**Given problem**
Search the data for the word "MERRA" and copy every line that contains it.

**Data to use**
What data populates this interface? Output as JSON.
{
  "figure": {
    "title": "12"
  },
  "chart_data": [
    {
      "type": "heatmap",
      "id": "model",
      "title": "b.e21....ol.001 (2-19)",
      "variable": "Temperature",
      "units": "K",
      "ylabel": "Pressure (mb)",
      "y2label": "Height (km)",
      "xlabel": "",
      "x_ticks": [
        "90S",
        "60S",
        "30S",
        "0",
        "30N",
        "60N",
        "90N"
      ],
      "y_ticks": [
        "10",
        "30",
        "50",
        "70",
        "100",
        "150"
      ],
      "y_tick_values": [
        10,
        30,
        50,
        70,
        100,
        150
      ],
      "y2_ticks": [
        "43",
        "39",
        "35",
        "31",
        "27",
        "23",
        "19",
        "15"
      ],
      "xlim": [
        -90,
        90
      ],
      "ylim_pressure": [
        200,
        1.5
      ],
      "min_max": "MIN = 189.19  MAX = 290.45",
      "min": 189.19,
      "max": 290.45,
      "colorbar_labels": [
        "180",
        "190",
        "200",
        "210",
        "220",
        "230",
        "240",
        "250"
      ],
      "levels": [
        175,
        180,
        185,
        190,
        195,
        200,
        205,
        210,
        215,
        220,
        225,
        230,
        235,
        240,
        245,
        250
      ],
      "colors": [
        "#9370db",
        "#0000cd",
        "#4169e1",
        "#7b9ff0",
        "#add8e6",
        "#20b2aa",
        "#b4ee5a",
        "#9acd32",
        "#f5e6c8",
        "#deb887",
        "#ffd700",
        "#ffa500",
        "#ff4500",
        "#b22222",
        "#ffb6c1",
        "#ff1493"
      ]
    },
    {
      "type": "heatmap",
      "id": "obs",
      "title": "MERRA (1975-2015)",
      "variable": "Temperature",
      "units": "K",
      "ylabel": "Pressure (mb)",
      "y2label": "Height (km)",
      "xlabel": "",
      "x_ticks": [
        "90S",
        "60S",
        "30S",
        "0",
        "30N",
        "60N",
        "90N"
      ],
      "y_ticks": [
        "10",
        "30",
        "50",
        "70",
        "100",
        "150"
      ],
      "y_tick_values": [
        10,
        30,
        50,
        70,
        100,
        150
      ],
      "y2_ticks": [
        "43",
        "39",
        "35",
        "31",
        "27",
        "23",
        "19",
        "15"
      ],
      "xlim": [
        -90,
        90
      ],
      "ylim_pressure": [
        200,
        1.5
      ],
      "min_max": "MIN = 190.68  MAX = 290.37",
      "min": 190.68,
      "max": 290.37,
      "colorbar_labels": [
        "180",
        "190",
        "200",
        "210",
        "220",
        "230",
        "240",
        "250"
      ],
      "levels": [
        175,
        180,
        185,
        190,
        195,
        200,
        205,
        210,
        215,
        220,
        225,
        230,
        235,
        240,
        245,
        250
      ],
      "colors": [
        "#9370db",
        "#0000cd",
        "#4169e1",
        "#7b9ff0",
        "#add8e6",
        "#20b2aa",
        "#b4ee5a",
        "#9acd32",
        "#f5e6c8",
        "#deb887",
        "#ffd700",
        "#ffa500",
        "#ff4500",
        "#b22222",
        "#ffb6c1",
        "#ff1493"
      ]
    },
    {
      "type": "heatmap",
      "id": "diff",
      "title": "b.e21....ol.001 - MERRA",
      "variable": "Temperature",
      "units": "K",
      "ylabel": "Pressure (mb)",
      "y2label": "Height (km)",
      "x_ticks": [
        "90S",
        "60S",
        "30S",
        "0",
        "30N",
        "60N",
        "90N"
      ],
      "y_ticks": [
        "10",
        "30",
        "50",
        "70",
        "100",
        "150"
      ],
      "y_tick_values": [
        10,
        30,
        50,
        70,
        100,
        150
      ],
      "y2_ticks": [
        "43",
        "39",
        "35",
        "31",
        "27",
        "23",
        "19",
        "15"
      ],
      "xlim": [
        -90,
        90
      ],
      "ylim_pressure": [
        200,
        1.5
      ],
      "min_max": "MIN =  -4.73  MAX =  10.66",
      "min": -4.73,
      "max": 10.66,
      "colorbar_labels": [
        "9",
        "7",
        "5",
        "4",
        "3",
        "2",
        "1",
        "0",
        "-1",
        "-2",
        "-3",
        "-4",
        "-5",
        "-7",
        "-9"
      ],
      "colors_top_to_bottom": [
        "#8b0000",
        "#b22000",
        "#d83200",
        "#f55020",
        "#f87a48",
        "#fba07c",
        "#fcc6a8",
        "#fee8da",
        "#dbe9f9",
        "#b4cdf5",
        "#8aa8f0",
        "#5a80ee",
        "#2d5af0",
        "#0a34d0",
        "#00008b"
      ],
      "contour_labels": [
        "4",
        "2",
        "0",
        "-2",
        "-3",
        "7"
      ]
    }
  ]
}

**Answer to the task**
      "title": "MERRA (1975-2015)",
      "title": "b.e21....ol.001 - MERRA",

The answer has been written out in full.